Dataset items
## START

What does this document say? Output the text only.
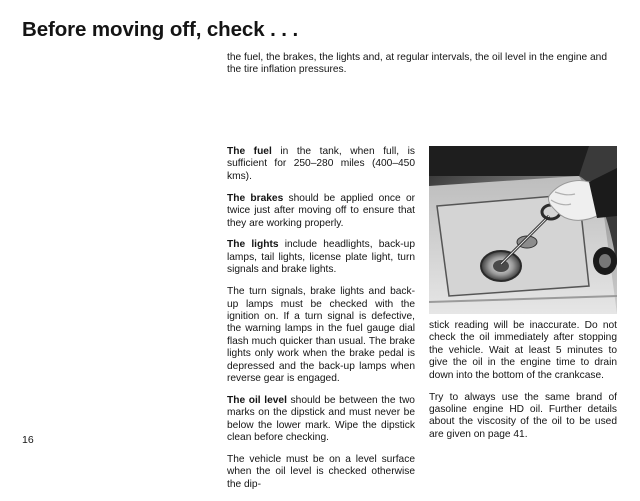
Before moving off, check . . .

the fuel, the brakes, the lights and, at regular intervals, the oil level in the engine and the tire inflation pressures.

The fuel in the tank, when full, is sufficient for 250–280 miles (400–450 kms).

The brakes should be applied once or twice just after moving off to ensure that they are working properly.

The lights include headlights, back-up lamps, tail lights, license plate light, turn signals and brake lights.

The turn signals, brake lights and back-up lamps must be checked with the ignition on. If a turn signal is defective, the warning lamps in the fuel gauge dial flash much quicker than usual. The brake lights only work when the brake pedal is depressed and the back-up lamps when reverse gear is engaged.

The oil level should be between the two marks on the dipstick and must never be below the lower mark. Wipe the dipstick clean before checking.

The vehicle must be on a level surface when the oil level is checked otherwise the dip-

stick reading will be inaccurate. Do not check the oil immediately after stopping the vehicle. Wait at least 5 minutes to give the oil in the engine time to drain down into the bottom of the crankcase.

Try to always use the same brand of gasoline engine HD oil. Further details about the viscosity of the oil to be used are given on page 41.

16
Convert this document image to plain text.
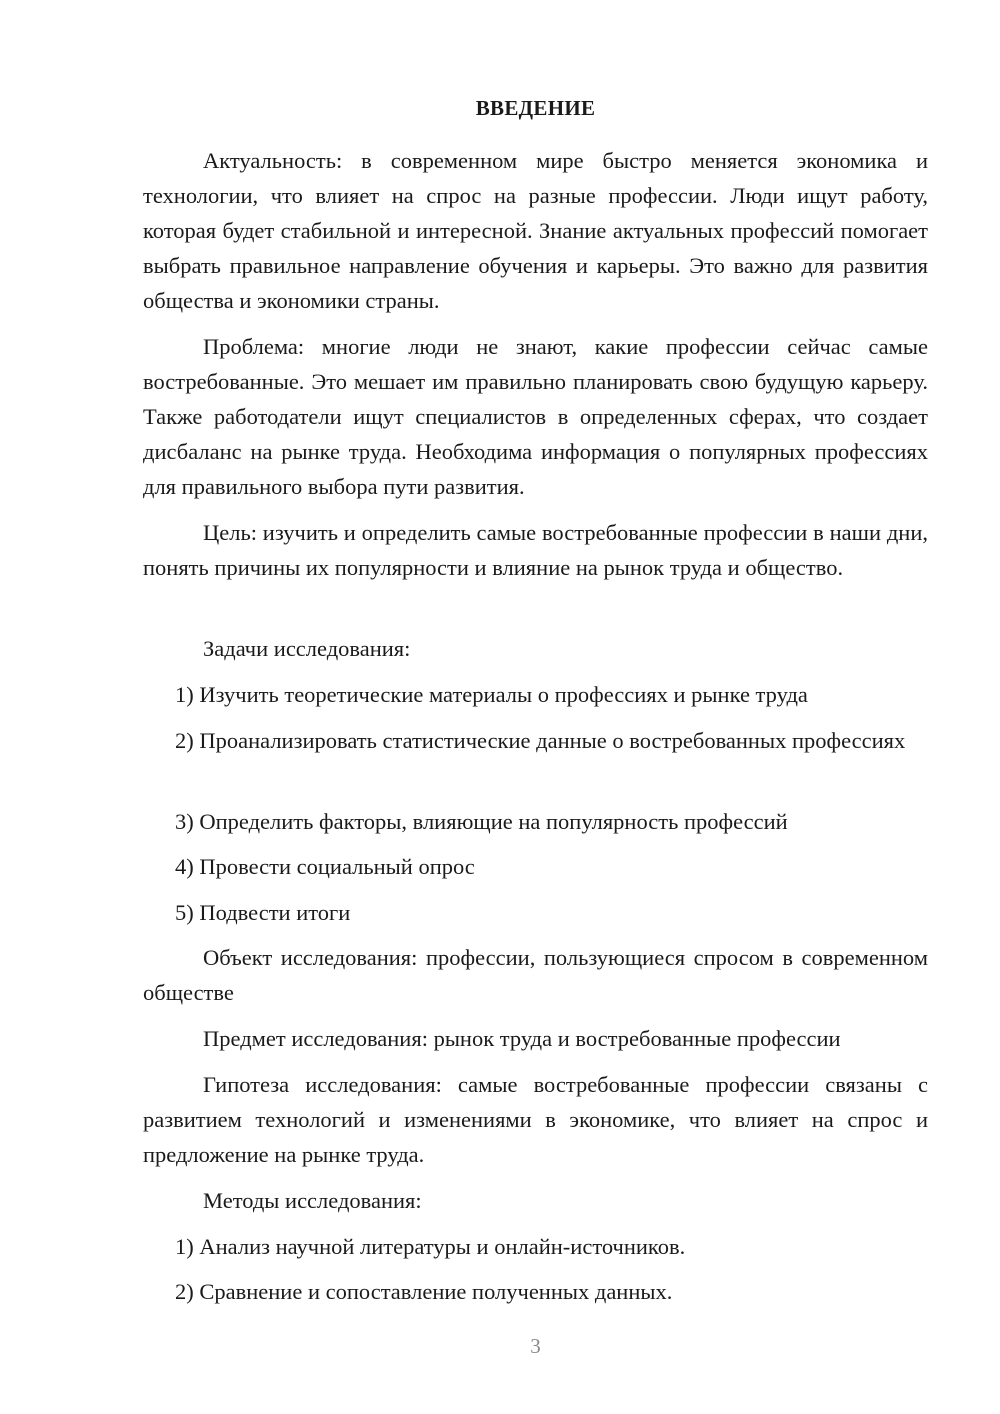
ВВЕДЕНИЕ

Актуальность: в современном мире быстро меняется экономика и технологии, что влияет на спрос на разные профессии. Люди ищут работу, которая будет стабильной и интересной. Знание актуальных профессий помогает выбрать правильное направление обучения и карьеры. Это важно для развития общества и экономики страны.

Проблема: многие люди не знают, какие профессии сейчас самые востребованные. Это мешает им правильно планировать свою будущую карьеру. Также работодатели ищут специалистов в определенных сферах, что создает дисбаланс на рынке труда. Необходима информация о популярных профессиях для правильного выбора пути развития.

Цель: изучить и определить самые востребованные профессии в наши дни, понять причины их популярности и влияние на рынок труда и общество.

Задачи исследования:

1) Изучить теоретические материалы о профессиях и рынке труда

2) Проанализировать статистические данные о востребованных профессиях

3) Определить факторы, влияющие на популярность профессий

4) Провести социальный опрос

5) Подвести итоги

Объект исследования: профессии, пользующиеся спросом в современном обществе

Предмет исследования: рынок труда и востребованные профессии

Гипотеза исследования: самые востребованные профессии связаны с развитием технологий и изменениями в экономике, что влияет на спрос и предложение на рынке труда.

Методы исследования:

1) Анализ научной литературы и онлайн-источников.

2) Сравнение и сопоставление полученных данных.

3
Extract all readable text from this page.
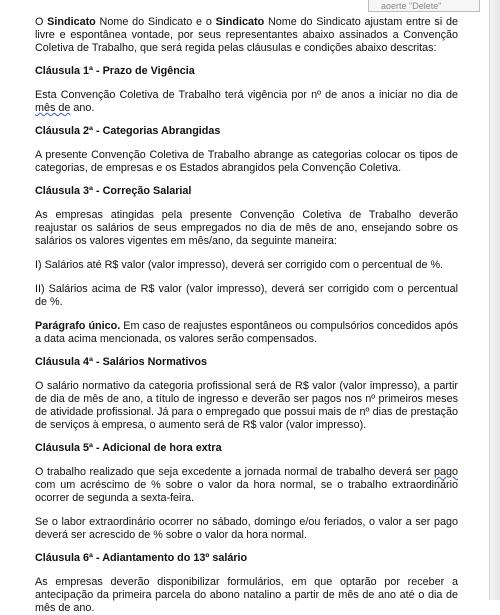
aoerte "Delete"

O Sindicato Nome do Sindicato e o Sindicato Nome do Sindicato ajustam entre si de livre e espontânea vontade, por seus representantes abaixo assinados a Convenção Coletiva de Trabalho, que será regida pelas cláusulas e condições abaixo descritas:

Cláusula 1ª - Prazo de Vigência

Esta Convenção Coletiva de Trabalho terá vigência por nº de anos a iniciar no dia de mês de ano.

Cláusula 2ª - Categorias Abrangidas

A presente Convenção Coletiva de Trabalho abrange as categorias colocar os tipos de categorias, de empresas e os Estados abrangidos pela Convenção Coletiva.

Cláusula 3ª - Correção Salarial

As empresas atingidas pela presente Convenção Coletiva de Trabalho deverão reajustar os salários de seus empregados no dia de mês de ano, ensejando sobre os salários os valores vigentes em mês/ano, da seguinte maneira:

I) Salários até R$ valor (valor impresso), deverá ser corrigido com o percentual de %.

II) Salários acima de R$ valor (valor impresso), deverá ser corrigido com o percentual de %.

Parágrafo único. Em caso de reajustes espontâneos ou compulsórios concedidos após a data acima mencionada, os valores serão compensados.

Cláusula 4ª - Salários Normativos

O salário normativo da categoria profissional será de R$ valor (valor impresso), a partir de dia de mês de ano, a título de ingresso e deverão ser pagos nos nº primeiros meses de atividade profissional. Já para o empregado que possui mais de nº dias de prestação de serviços à empresa, o aumento será de R$ valor (valor impresso).

Cláusula 5ª - Adicional de hora extra

O trabalho realizado que seja excedente a jornada normal de trabalho deverá ser pago com um acréscimo de % sobre o valor da hora normal, se o trabalho extraordinário ocorrer de segunda a sexta-feira.

Se o labor extraordinário ocorrer no sábado, domingo e/ou feriados, o valor a ser pago deverá ser acrescido de % sobre o valor da hora normal.

Cláusula 6ª - Adiantamento do 13º salário

As empresas deverão disponibilizar formulários, em que optarão por receber a antecipação da primeira parcela do abono natalino a partir de mês de ano até o dia de mês de ano.
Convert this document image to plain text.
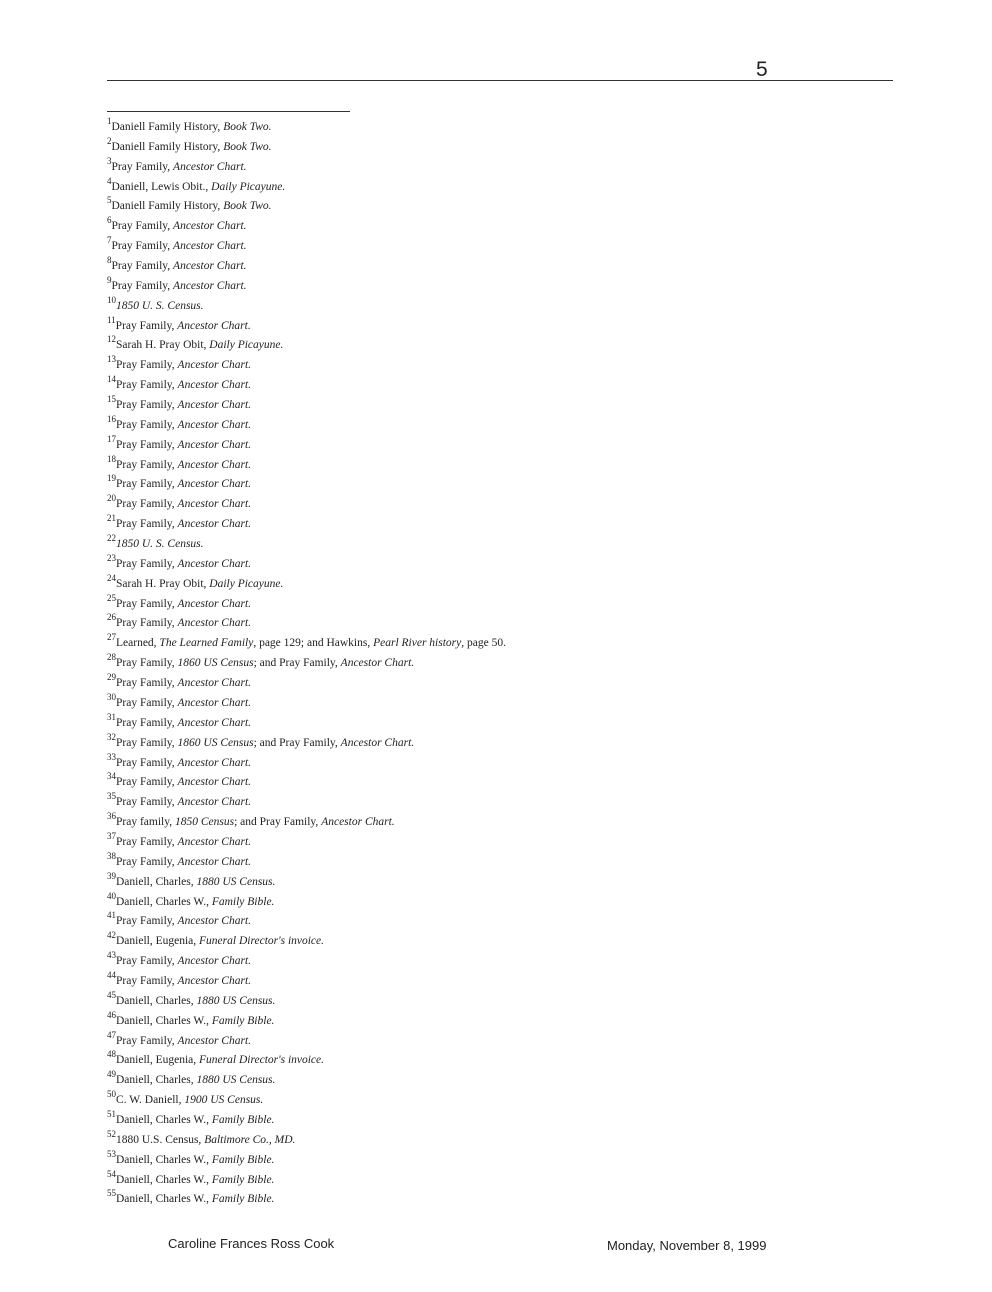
5
$^1$Daniell Family History, Book Two.
$^2$Daniell Family History, Book Two.
$^3$Pray Family, Ancestor Chart.
$^4$Daniell, Lewis Obit., Daily Picayune.
$^5$Daniell Family History, Book Two.
$^6$Pray Family, Ancestor Chart.
$^7$Pray Family, Ancestor Chart.
$^8$Pray Family, Ancestor Chart.
$^9$Pray Family, Ancestor Chart.
$^{10}$1850 U. S. Census.
$^{11}$Pray Family, Ancestor Chart.
$^{12}$Sarah H. Pray Obit, Daily Picayune.
$^{13}$Pray Family, Ancestor Chart.
$^{14}$Pray Family, Ancestor Chart.
$^{15}$Pray Family, Ancestor Chart.
$^{16}$Pray Family, Ancestor Chart.
$^{17}$Pray Family, Ancestor Chart.
$^{18}$Pray Family, Ancestor Chart.
$^{19}$Pray Family, Ancestor Chart.
$^{20}$Pray Family, Ancestor Chart.
$^{21}$Pray Family, Ancestor Chart.
$^{22}$1850 U. S. Census.
$^{23}$Pray Family, Ancestor Chart.
$^{24}$Sarah H. Pray Obit, Daily Picayune.
$^{25}$Pray Family, Ancestor Chart.
$^{26}$Pray Family, Ancestor Chart.
$^{27}$Learned, The Learned Family, page 129; and Hawkins, Pearl River history, page 50.
$^{28}$Pray Family, 1860 US Census; and Pray Family, Ancestor Chart.
$^{29}$Pray Family, Ancestor Chart.
$^{30}$Pray Family, Ancestor Chart.
$^{31}$Pray Family, Ancestor Chart.
$^{32}$Pray Family, 1860 US Census; and Pray Family, Ancestor Chart.
$^{33}$Pray Family, Ancestor Chart.
$^{34}$Pray Family, Ancestor Chart.
$^{35}$Pray Family, Ancestor Chart.
$^{36}$Pray family, 1850 Census; and Pray Family, Ancestor Chart.
$^{37}$Pray Family, Ancestor Chart.
$^{38}$Pray Family, Ancestor Chart.
$^{39}$Daniell, Charles, 1880 US Census.
$^{40}$Daniell, Charles W., Family Bible.
$^{41}$Pray Family, Ancestor Chart.
$^{42}$Daniell, Eugenia, Funeral Director's invoice.
$^{43}$Pray Family, Ancestor Chart.
$^{44}$Pray Family, Ancestor Chart.
$^{45}$Daniell, Charles, 1880 US Census.
$^{46}$Daniell, Charles W., Family Bible.
$^{47}$Pray Family, Ancestor Chart.
$^{48}$Daniell, Eugenia, Funeral Director's invoice.
$^{49}$Daniell, Charles, 1880 US Census.
$^{50}$C. W. Daniell, 1900 US Census.
$^{51}$Daniell, Charles W., Family Bible.
$^{52}$1880 U.S. Census, Baltimore Co., MD.
$^{53}$Daniell, Charles W., Family Bible.
$^{54}$Daniell, Charles W., Family Bible.
$^{55}$Daniell, Charles W., Family Bible.
Caroline Frances Ross Cook	Monday, November 8, 1999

## END

The exercise:
Pictures are to be left out; repeat all the remaining data exactly.

Full response:
What does this document say? Output the text only.
Before moving off, check . . .

the fuel, the brakes, the lights and, at regular intervals, the oil level in the engine and the tire inflation pressures.

The fuel in the tank, when full, is sufficient for 250–280 miles (400–450 kms).

The brakes should be applied once or twice just after moving off to ensure that they are working properly.

The lights include headlights, back-up lamps, tail lights, license plate light, turn signals and brake lights.

The turn signals, brake lights and back-up lamps must be checked with the ignition on. If a turn signal is defective, the warning lamps in the fuel gauge dial flash much quicker than usual. The brake lights only work when the brake pedal is depressed and the back-up lamps when reverse gear is engaged.

The oil level should be between the two marks on the dipstick and must never be below the lower mark. Wipe the dipstick clean before checking.

The vehicle must be on a level surface when the oil level is checked otherwise the dip-

stick reading will be inaccurate. Do not check the oil immediately after stopping the vehicle. Wait at least 5 minutes to give the oil in the engine time to drain down into the bottom of the crankcase.

Try to always use the same brand of gasoline engine HD oil. Further details about the viscosity of the oil to be used are given on page 41.

16
Convert this document image to plain text.
ВВЕДЕНИЕ

Актуальность: в современном мире быстро меняется экономика и технологии, что влияет на спрос на разные профессии. Люди ищут работу, которая будет стабильной и интересной. Знание актуальных профессий помогает выбрать правильное направление обучения и карьеры. Это важно для развития общества и экономики страны.

Проблема: многие люди не знают, какие профессии сейчас самые востребованные. Это мешает им правильно планировать свою будущую карьеру. Также работодатели ищут специалистов в определенных сферах, что создает дисбаланс на рынке труда. Необходима информация о популярных профессиях для правильного выбора пути развития.

Цель: изучить и определить самые востребованные профессии в наши дни, понять причины их популярности и влияние на рынок труда и общество.

Задачи исследования:

1) Изучить теоретические материалы о профессиях и рынке труда

2) Проанализировать статистические данные о востребованных профессиях

3) Определить факторы, влияющие на популярность профессий

4) Провести социальный опрос

5) Подвести итоги

Объект исследования: профессии, пользующиеся спросом в современном обществе

Предмет исследования: рынок труда и востребованные профессии

Гипотеза исследования: самые востребованные профессии связаны с развитием технологий и изменениями в экономике, что влияет на спрос и предложение на рынке труда.

Методы исследования:

1) Анализ научной литературы и онлайн-источников.

2) Сравнение и сопоставление полученных данных.

3
Extract all readable text from this page.
aoerte "Delete"

O Sindicato Nome do Sindicato e o Sindicato Nome do Sindicato ajustam entre si de livre e espontânea vontade, por seus representantes abaixo assinados a Convenção Coletiva de Trabalho, que será regida pelas cláusulas e condições abaixo descritas:

Cláusula 1ª - Prazo de Vigência

Esta Convenção Coletiva de Trabalho terá vigência por nº de anos a iniciar no dia de mês de ano.

Cláusula 2ª - Categorias Abrangidas

A presente Convenção Coletiva de Trabalho abrange as categorias colocar os tipos de categorias, de empresas e os Estados abrangidos pela Convenção Coletiva.

Cláusula 3ª - Correção Salarial

As empresas atingidas pela presente Convenção Coletiva de Trabalho deverão reajustar os salários de seus empregados no dia de mês de ano, ensejando sobre os salários os valores vigentes em mês/ano, da seguinte maneira:

I) Salários até R$ valor (valor impresso), deverá ser corrigido com o percentual de %.

II) Salários acima de R$ valor (valor impresso), deverá ser corrigido com o percentual de %.

Parágrafo único. Em caso de reajustes espontâneos ou compulsórios concedidos após a data acima mencionada, os valores serão compensados.

Cláusula 4ª - Salários Normativos

O salário normativo da categoria profissional será de R$ valor (valor impresso), a partir de dia de mês de ano, a título de ingresso e deverão ser pagos nos nº primeiros meses de atividade profissional. Já para o empregado que possui mais de nº dias de prestação de serviços à empresa, o aumento será de R$ valor (valor impresso).

Cláusula 5ª - Adicional de hora extra

O trabalho realizado que seja excedente a jornada normal de trabalho deverá ser pago com um acréscimo de % sobre o valor da hora normal, se o trabalho extraordinário ocorrer de segunda a sexta-feira.

Se o labor extraordinário ocorrer no sábado, domingo e/ou feriados, o valor a ser pago deverá ser acrescido de % sobre o valor da hora normal.

Cláusula 6ª - Adiantamento do 13º salário

As empresas deverão disponibilizar formulários, em que optarão por receber a antecipação da primeira parcela do abono natalino a partir de mês de ano até o dia de mês de ano.
Convert this document image to plain text.
5
$^1$Daniell Family History, Book Two.
$^2$Daniell Family History, Book Two.
$^3$Pray Family, Ancestor Chart.
$^4$Daniell, Lewis Obit., Daily Picayune.
$^5$Daniell Family History, Book Two.
$^6$Pray Family, Ancestor Chart.
$^7$Pray Family, Ancestor Chart.
$^8$Pray Family, Ancestor Chart.
$^9$Pray Family, Ancestor Chart.
$^{10}$1850 U. S. Census.
$^{11}$Pray Family, Ancestor Chart.
$^{12}$Sarah H. Pray Obit, Daily Picayune.
$^{13}$Pray Family, Ancestor Chart.
$^{14}$Pray Family, Ancestor Chart.
$^{15}$Pray Family, Ancestor Chart.
$^{16}$Pray Family, Ancestor Chart.
$^{17}$Pray Family, Ancestor Chart.
$^{18}$Pray Family, Ancestor Chart.
$^{19}$Pray Family, Ancestor Chart.
$^{20}$Pray Family, Ancestor Chart.
$^{21}$Pray Family, Ancestor Chart.
$^{22}$1850 U. S. Census.
$^{23}$Pray Family, Ancestor Chart.
$^{24}$Sarah H. Pray Obit, Daily Picayune.
$^{25}$Pray Family, Ancestor Chart.
$^{26}$Pray Family, Ancestor Chart.
$^{27}$Learned, The Learned Family, page 129; and Hawkins, Pearl River history, page 50.
$^{28}$Pray Family, 1860 US Census; and Pray Family, Ancestor Chart.
$^{29}$Pray Family, Ancestor Chart.
$^{30}$Pray Family, Ancestor Chart.
$^{31}$Pray Family, Ancestor Chart.
$^{32}$Pray Family, 1860 US Census; and Pray Family, Ancestor Chart.
$^{33}$Pray Family, Ancestor Chart.
$^{34}$Pray Family, Ancestor Chart.
$^{35}$Pray Family, Ancestor Chart.
$^{36}$Pray family, 1850 Census; and Pray Family, Ancestor Chart.
$^{37}$Pray Family, Ancestor Chart.
$^{38}$Pray Family, Ancestor Chart.
$^{39}$Daniell, Charles, 1880 US Census.
$^{40}$Daniell, Charles W., Family Bible.
$^{41}$Pray Family, Ancestor Chart.
$^{42}$Daniell, Eugenia, Funeral Director's invoice.
$^{43}$Pray Family, Ancestor Chart.
$^{44}$Pray Family, Ancestor Chart.
$^{45}$Daniell, Charles, 1880 US Census.
$^{46}$Daniell, Charles W., Family Bible.
$^{47}$Pray Family, Ancestor Chart.
$^{48}$Daniell, Eugenia, Funeral Director's invoice.
$^{49}$Daniell, Charles, 1880 US Census.
$^{50}$C. W. Daniell, 1900 US Census.
$^{51}$Daniell, Charles W., Family Bible.
$^{52}$1880 U.S. Census, Baltimore Co., MD.
$^{53}$Daniell, Charles W., Family Bible.
$^{54}$Daniell, Charles W., Family Bible.
$^{55}$Daniell, Charles W., Family Bible.
Caroline Frances Ross Cook	Monday, November 8, 1999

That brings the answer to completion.